Give only the number of lines in the data that include the string "subtitle".

Figure record extracts:
* * * *

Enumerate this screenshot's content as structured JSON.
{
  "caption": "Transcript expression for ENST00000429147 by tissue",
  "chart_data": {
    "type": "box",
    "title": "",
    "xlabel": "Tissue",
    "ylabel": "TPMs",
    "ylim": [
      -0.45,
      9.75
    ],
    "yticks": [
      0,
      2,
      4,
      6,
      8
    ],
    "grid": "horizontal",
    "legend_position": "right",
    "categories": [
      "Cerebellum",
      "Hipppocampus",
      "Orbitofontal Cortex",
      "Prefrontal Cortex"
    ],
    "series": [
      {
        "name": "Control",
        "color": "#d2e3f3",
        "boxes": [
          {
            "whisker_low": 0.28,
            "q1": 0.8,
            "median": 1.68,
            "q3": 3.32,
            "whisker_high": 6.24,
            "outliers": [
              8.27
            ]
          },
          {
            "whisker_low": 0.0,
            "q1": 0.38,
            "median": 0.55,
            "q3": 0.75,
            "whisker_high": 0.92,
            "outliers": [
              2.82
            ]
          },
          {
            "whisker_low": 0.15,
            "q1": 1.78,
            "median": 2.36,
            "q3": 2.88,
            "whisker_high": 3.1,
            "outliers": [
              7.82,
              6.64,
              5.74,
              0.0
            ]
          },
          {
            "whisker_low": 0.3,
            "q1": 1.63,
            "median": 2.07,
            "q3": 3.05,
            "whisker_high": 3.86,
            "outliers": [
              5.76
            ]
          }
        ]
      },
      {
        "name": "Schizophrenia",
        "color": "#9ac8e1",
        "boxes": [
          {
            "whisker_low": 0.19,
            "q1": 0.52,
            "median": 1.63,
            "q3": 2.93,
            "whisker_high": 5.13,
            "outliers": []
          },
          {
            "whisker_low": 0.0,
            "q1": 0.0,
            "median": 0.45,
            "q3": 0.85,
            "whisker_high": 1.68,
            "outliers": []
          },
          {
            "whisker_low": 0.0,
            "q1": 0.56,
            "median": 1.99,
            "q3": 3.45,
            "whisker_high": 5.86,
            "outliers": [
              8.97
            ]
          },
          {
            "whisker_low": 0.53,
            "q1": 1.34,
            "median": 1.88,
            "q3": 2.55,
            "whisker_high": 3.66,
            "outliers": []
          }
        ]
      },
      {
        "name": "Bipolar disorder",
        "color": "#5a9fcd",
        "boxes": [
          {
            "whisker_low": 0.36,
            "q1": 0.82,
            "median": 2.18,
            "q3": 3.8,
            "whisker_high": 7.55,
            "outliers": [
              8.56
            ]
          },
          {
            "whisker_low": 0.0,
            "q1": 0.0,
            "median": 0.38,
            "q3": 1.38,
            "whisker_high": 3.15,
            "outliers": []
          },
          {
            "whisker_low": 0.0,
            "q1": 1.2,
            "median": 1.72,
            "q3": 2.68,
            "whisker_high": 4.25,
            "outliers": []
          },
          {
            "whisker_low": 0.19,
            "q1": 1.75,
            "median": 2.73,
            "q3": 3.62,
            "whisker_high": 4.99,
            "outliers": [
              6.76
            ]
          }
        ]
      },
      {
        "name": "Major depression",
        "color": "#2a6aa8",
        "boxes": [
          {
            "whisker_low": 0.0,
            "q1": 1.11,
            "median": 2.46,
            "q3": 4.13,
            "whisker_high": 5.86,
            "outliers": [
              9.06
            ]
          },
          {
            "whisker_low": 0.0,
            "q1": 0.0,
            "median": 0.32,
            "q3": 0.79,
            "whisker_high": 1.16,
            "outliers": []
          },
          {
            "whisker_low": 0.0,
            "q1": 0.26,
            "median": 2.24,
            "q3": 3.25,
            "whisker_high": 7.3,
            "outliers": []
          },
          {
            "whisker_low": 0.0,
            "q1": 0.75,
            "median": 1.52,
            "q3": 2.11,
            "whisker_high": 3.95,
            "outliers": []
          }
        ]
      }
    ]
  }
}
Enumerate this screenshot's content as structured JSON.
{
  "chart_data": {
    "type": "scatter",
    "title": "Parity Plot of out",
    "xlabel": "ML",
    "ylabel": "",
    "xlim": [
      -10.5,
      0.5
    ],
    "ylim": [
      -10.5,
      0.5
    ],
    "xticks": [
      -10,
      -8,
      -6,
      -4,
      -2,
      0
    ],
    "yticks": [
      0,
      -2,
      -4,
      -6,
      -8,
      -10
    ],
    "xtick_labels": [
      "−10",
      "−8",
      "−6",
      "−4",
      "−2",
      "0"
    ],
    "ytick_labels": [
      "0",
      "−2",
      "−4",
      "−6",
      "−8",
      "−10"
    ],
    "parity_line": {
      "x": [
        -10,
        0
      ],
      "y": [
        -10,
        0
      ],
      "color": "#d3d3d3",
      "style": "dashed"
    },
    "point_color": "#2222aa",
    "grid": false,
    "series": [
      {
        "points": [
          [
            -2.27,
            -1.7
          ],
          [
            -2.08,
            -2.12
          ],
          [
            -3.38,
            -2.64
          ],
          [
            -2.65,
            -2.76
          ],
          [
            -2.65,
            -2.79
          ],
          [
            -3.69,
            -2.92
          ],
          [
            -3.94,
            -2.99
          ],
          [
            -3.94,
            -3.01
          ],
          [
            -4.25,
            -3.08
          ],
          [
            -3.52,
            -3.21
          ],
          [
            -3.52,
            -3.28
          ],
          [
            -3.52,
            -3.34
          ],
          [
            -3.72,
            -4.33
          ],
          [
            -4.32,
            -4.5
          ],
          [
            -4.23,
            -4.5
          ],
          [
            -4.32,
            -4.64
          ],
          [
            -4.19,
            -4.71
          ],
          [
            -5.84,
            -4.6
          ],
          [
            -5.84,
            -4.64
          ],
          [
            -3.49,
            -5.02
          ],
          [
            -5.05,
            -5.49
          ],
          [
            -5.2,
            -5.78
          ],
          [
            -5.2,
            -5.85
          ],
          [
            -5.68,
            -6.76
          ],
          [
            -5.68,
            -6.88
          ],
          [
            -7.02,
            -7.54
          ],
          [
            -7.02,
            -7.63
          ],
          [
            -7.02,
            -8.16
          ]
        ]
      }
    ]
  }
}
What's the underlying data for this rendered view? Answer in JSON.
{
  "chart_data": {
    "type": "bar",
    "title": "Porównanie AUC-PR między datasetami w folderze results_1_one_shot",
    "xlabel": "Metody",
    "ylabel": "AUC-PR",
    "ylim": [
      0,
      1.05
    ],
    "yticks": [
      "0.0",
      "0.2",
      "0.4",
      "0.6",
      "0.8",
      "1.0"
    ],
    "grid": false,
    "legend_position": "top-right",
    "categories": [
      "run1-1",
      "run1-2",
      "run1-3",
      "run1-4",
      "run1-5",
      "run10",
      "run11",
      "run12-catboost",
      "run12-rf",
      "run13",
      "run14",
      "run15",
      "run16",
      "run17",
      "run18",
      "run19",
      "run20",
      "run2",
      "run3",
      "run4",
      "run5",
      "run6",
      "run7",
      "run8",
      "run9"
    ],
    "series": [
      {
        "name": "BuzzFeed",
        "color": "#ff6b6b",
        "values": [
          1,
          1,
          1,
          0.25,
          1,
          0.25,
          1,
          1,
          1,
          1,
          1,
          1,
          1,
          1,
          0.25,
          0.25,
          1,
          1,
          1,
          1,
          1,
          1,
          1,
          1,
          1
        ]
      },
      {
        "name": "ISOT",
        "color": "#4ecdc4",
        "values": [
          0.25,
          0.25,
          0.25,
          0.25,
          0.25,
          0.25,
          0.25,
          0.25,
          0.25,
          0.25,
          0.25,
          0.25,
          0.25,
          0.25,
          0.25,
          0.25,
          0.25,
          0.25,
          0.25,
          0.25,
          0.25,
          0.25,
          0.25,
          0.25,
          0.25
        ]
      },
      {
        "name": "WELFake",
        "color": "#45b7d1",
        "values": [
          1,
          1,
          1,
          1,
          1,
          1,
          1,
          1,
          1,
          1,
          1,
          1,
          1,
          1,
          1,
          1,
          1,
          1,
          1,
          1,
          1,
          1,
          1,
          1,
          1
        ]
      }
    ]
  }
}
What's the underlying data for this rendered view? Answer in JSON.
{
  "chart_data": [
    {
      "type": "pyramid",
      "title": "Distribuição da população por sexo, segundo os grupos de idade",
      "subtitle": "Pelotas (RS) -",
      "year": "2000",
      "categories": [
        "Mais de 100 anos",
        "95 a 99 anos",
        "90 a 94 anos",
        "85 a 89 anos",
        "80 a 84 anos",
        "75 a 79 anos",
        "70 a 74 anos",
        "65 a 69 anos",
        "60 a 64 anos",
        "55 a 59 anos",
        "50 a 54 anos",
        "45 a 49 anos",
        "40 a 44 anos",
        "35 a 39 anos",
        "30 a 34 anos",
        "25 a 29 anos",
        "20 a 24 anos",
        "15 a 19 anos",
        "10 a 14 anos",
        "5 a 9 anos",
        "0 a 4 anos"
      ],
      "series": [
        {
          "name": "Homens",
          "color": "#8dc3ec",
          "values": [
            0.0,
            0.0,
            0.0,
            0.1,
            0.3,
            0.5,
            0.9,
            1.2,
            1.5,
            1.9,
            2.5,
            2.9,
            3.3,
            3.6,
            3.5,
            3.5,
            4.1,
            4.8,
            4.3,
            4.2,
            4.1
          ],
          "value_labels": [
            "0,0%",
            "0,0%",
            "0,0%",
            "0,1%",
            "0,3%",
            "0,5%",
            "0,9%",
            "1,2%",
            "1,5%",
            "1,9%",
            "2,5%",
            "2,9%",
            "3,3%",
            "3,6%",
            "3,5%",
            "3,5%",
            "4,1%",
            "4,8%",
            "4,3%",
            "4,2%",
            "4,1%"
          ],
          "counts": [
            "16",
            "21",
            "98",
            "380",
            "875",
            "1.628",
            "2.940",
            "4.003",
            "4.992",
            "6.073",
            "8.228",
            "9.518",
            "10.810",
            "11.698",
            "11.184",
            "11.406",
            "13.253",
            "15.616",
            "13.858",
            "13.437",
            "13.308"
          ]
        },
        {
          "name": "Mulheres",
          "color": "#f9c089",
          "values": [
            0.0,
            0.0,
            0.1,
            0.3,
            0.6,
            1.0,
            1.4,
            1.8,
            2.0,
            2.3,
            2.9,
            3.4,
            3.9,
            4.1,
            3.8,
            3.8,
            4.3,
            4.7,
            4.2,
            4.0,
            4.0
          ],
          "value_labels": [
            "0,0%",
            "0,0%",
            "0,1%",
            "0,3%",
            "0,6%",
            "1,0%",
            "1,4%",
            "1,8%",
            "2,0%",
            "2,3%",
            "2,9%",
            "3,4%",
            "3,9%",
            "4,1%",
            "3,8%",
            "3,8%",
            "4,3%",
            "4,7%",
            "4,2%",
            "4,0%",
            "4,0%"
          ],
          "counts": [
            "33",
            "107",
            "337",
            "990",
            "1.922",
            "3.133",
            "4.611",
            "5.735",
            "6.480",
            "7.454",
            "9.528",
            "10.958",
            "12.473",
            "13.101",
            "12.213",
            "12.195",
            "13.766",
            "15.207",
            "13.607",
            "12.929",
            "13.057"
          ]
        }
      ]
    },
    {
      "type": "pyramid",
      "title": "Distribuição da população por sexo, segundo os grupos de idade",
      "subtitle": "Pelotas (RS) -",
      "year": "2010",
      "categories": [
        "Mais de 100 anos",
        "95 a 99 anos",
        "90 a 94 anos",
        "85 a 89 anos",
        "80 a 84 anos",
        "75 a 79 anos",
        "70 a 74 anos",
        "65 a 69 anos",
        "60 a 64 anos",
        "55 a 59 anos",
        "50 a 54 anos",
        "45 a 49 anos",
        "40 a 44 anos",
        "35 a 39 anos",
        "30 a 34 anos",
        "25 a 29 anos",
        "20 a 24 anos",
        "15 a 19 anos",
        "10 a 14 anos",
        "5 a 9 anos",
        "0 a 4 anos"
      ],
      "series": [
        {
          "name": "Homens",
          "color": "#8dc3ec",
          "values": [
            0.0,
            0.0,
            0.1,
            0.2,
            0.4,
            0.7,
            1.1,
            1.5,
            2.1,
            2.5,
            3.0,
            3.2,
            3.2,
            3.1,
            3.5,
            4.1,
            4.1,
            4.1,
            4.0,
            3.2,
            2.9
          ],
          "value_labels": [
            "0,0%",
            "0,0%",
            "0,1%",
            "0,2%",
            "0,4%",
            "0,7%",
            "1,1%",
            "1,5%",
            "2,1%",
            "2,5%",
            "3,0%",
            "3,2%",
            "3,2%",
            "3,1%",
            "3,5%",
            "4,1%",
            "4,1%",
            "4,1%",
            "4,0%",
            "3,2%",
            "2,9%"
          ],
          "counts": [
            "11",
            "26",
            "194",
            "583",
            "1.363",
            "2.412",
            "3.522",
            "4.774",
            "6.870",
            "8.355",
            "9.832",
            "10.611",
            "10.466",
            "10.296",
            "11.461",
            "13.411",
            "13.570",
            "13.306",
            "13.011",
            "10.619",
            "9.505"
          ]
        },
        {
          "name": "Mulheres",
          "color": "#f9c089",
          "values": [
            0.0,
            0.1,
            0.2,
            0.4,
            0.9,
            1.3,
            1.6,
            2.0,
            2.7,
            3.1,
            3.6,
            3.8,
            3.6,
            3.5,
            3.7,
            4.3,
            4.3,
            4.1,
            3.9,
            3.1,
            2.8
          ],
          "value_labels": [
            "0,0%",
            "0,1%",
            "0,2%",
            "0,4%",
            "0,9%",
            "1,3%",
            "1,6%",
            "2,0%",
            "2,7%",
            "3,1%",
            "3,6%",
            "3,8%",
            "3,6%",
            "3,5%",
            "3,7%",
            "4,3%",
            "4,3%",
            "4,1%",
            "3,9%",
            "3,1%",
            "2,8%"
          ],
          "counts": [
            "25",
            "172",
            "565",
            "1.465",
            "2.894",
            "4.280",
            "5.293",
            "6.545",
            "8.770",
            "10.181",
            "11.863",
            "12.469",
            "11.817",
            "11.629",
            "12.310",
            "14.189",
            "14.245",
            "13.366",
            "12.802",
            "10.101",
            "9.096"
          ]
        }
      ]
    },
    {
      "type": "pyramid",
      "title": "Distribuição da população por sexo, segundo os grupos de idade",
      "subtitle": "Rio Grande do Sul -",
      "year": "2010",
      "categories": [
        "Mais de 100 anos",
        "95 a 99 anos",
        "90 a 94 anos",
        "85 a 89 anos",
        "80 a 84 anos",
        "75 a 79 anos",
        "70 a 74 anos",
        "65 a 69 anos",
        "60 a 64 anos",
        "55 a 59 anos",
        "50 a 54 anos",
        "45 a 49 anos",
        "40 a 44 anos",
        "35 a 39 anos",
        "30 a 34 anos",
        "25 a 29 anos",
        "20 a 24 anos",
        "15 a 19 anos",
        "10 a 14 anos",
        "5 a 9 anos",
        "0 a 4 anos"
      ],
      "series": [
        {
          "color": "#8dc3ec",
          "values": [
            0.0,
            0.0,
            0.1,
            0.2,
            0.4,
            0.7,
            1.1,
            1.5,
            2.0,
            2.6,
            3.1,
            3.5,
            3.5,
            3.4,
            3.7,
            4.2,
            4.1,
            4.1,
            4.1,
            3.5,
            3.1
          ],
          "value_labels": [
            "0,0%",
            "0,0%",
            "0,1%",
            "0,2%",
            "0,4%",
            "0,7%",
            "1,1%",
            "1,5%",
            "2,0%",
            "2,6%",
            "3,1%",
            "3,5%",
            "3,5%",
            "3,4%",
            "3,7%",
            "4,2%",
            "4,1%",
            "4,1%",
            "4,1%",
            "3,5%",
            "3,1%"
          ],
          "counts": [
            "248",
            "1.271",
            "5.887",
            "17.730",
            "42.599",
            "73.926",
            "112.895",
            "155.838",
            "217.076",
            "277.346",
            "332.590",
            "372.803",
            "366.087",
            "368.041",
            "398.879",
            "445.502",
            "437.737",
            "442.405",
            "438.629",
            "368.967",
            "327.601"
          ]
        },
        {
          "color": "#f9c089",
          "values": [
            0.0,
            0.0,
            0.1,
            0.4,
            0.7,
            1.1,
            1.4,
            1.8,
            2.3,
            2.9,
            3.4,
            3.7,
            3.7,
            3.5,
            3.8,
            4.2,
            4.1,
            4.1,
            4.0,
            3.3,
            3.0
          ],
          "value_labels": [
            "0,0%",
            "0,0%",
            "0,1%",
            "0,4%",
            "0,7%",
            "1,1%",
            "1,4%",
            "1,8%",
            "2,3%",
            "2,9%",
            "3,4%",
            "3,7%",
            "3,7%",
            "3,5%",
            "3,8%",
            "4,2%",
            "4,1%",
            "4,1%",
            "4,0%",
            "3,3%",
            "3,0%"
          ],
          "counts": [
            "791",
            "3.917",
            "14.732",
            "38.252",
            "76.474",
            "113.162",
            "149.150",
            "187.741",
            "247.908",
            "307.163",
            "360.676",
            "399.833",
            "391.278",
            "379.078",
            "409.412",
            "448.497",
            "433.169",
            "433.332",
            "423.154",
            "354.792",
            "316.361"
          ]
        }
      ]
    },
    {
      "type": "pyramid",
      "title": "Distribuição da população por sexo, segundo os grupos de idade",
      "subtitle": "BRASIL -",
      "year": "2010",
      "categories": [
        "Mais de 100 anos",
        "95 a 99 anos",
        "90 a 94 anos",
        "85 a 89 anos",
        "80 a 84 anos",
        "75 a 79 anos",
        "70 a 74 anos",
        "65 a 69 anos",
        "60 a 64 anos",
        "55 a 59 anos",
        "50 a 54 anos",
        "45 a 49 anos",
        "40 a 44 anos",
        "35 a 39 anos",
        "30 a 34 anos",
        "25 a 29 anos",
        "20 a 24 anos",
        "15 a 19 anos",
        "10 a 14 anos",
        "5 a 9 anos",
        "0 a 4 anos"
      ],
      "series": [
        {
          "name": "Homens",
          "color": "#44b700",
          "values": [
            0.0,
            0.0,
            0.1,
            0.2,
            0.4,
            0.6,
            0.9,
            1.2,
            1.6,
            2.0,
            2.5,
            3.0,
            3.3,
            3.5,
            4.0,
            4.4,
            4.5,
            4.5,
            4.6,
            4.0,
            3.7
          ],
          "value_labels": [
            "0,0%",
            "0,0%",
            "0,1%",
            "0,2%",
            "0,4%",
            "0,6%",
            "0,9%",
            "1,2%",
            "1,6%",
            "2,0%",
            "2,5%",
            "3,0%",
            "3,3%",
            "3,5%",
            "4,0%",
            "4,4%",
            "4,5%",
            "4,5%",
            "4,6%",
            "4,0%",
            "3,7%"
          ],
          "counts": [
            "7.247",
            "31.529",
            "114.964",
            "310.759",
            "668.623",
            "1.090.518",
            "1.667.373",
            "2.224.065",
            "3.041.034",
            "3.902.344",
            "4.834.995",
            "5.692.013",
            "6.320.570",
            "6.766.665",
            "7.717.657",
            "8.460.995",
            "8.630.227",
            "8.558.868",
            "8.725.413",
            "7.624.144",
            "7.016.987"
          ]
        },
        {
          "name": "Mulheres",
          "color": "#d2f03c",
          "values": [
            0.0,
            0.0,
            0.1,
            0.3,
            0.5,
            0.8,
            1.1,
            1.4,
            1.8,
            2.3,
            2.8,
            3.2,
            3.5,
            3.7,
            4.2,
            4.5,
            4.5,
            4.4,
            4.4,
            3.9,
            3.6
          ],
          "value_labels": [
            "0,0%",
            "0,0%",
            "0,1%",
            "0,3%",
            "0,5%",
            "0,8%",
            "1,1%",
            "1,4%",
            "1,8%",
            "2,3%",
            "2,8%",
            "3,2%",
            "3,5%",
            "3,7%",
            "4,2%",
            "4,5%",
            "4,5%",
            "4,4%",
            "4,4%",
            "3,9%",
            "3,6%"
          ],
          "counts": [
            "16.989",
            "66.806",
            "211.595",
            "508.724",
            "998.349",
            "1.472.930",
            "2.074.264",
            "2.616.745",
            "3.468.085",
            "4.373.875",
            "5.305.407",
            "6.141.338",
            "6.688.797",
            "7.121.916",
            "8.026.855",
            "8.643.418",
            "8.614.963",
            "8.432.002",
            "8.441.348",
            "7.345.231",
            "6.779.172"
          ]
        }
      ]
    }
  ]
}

* * * *

> **SOLUTION FOR THIS PROBLEM**
4